[Data listing]
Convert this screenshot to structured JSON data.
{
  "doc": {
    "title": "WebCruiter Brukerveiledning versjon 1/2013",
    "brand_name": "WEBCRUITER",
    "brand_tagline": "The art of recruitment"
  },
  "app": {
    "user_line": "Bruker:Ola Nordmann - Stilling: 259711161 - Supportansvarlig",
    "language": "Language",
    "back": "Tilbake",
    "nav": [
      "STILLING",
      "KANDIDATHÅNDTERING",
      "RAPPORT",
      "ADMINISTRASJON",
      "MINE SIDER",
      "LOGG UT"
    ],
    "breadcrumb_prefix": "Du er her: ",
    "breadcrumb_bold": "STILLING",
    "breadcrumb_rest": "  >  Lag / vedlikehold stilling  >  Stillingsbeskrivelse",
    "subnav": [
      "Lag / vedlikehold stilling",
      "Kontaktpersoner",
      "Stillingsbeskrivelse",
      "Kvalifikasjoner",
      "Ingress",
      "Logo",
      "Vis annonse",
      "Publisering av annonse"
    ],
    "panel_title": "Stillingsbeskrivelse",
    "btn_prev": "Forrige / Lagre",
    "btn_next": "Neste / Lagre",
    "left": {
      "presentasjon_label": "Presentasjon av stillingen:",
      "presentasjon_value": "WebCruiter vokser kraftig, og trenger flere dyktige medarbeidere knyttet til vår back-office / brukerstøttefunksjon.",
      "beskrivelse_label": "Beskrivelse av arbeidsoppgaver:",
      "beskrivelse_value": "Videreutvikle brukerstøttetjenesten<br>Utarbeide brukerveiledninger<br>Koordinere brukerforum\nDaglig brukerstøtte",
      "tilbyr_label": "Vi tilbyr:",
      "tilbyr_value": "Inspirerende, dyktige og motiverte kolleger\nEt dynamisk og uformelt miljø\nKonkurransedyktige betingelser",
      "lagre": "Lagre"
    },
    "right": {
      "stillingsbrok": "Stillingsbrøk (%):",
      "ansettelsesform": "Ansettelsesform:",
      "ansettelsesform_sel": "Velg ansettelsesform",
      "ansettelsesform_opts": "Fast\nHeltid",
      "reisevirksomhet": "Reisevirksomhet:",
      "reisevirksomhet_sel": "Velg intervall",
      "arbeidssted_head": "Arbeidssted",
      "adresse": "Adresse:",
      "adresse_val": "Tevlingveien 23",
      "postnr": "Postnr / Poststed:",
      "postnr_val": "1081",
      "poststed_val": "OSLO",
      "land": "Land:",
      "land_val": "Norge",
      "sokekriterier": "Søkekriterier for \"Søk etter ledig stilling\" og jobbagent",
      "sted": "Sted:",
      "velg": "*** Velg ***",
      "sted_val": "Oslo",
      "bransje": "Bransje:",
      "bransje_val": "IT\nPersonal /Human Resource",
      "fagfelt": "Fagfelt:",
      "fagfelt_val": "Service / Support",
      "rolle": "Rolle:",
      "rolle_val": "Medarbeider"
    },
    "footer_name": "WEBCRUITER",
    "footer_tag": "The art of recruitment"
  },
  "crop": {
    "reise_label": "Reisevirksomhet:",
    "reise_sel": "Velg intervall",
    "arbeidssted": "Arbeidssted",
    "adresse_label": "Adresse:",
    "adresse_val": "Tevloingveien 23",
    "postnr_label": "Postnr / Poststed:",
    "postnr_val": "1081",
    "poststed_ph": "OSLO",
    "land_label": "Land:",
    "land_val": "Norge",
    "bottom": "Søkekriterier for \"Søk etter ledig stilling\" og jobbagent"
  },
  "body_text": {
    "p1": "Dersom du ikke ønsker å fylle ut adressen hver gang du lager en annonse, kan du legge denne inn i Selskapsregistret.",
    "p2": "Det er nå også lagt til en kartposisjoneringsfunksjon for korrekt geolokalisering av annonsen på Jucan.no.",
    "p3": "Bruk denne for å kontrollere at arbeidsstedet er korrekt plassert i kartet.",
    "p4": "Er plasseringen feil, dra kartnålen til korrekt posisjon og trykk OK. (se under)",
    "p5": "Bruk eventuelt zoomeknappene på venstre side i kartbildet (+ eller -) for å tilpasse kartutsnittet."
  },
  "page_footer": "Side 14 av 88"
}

[Exercise goal]
Please output the complete data exactly.

[Exercise output]
Convert this screenshot to structured JSON data.
{
  "doc": {
    "title": "WebCruiter Brukerveiledning versjon 1/2013",
    "brand_name": "WEBCRUITER",
    "brand_tagline": "The art of recruitment"
  },
  "app": {
    "user_line": "Bruker:Ola Nordmann - Stilling: 259711161 - Supportansvarlig",
    "language": "Language",
    "back": "Tilbake",
    "nav": [
      "STILLING",
      "KANDIDATHÅNDTERING",
      "RAPPORT",
      "ADMINISTRASJON",
      "MINE SIDER",
      "LOGG UT"
    ],
    "breadcrumb_prefix": "Du er her: ",
    "breadcrumb_bold": "STILLING",
    "breadcrumb_rest": "  >  Lag / vedlikehold stilling  >  Stillingsbeskrivelse",
    "subnav": [
      "Lag / vedlikehold stilling",
      "Kontaktpersoner",
      "Stillingsbeskrivelse",
      "Kvalifikasjoner",
      "Ingress",
      "Logo",
      "Vis annonse",
      "Publisering av annonse"
    ],
    "panel_title": "Stillingsbeskrivelse",
    "btn_prev": "Forrige / Lagre",
    "btn_next": "Neste / Lagre",
    "left": {
      "presentasjon_label": "Presentasjon av stillingen:",
      "presentasjon_value": "WebCruiter vokser kraftig, og trenger flere dyktige medarbeidere knyttet til vår back-office / brukerstøttefunksjon.",
      "beskrivelse_label": "Beskrivelse av arbeidsoppgaver:",
      "beskrivelse_value": "Videreutvikle brukerstøttetjenesten<br>Utarbeide brukerveiledninger<br>Koordinere brukerforum\nDaglig brukerstøtte",
      "tilbyr_label": "Vi tilbyr:",
      "tilbyr_value": "Inspirerende, dyktige og motiverte kolleger\nEt dynamisk og uformelt miljø\nKonkurransedyktige betingelser",
      "lagre": "Lagre"
    },
    "right": {
      "stillingsbrok": "Stillingsbrøk (%):",
      "ansettelsesform": "Ansettelsesform:",
      "ansettelsesform_sel": "Velg ansettelsesform",
      "ansettelsesform_opts": "Fast\nHeltid",
      "reisevirksomhet": "Reisevirksomhet:",
      "reisevirksomhet_sel": "Velg intervall",
      "arbeidssted_head": "Arbeidssted",
      "adresse": "Adresse:",
      "adresse_val": "Tevlingveien 23",
      "postnr": "Postnr / Poststed:",
      "postnr_val": "1081",
      "poststed_val": "OSLO",
      "land": "Land:",
      "land_val": "Norge",
      "sokekriterier": "Søkekriterier for \"Søk etter ledig stilling\" og jobbagent",
      "sted": "Sted:",
      "velg": "*** Velg ***",
      "sted_val": "Oslo",
      "bransje": "Bransje:",
      "bransje_val": "IT\nPersonal /Human Resource",
      "fagfelt": "Fagfelt:",
      "fagfelt_val": "Service / Support",
      "rolle": "Rolle:",
      "rolle_val": "Medarbeider"
    },
    "footer_name": "WEBCRUITER",
    "footer_tag": "The art of recruitment"
  },
  "crop": {
    "reise_label": "Reisevirksomhet:",
    "reise_sel": "Velg intervall",
    "arbeidssted": "Arbeidssted",
    "adresse_label": "Adresse:",
    "adresse_val": "Tevloingveien 23",
    "postnr_label": "Postnr / Poststed:",
    "postnr_val": "1081",
    "poststed_ph": "OSLO",
    "land_label": "Land:",
    "land_val": "Norge",
    "bottom": "Søkekriterier for \"Søk etter ledig stilling\" og jobbagent"
  },
  "body_text": {
    "p1": "Dersom du ikke ønsker å fylle ut adressen hver gang du lager en annonse, kan du legge denne inn i Selskapsregistret.",
    "p2": "Det er nå også lagt til en kartposisjoneringsfunksjon for korrekt geolokalisering av annonsen på Jucan.no.",
    "p3": "Bruk denne for å kontrollere at arbeidsstedet er korrekt plassert i kartet.",
    "p4": "Er plasseringen feil, dra kartnålen til korrekt posisjon og trykk OK. (se under)",
    "p5": "Bruk eventuelt zoomeknappene på venstre side i kartbildet (+ eller -) for å tilpasse kartutsnittet."
  },
  "page_footer": "Side 14 av 88"
}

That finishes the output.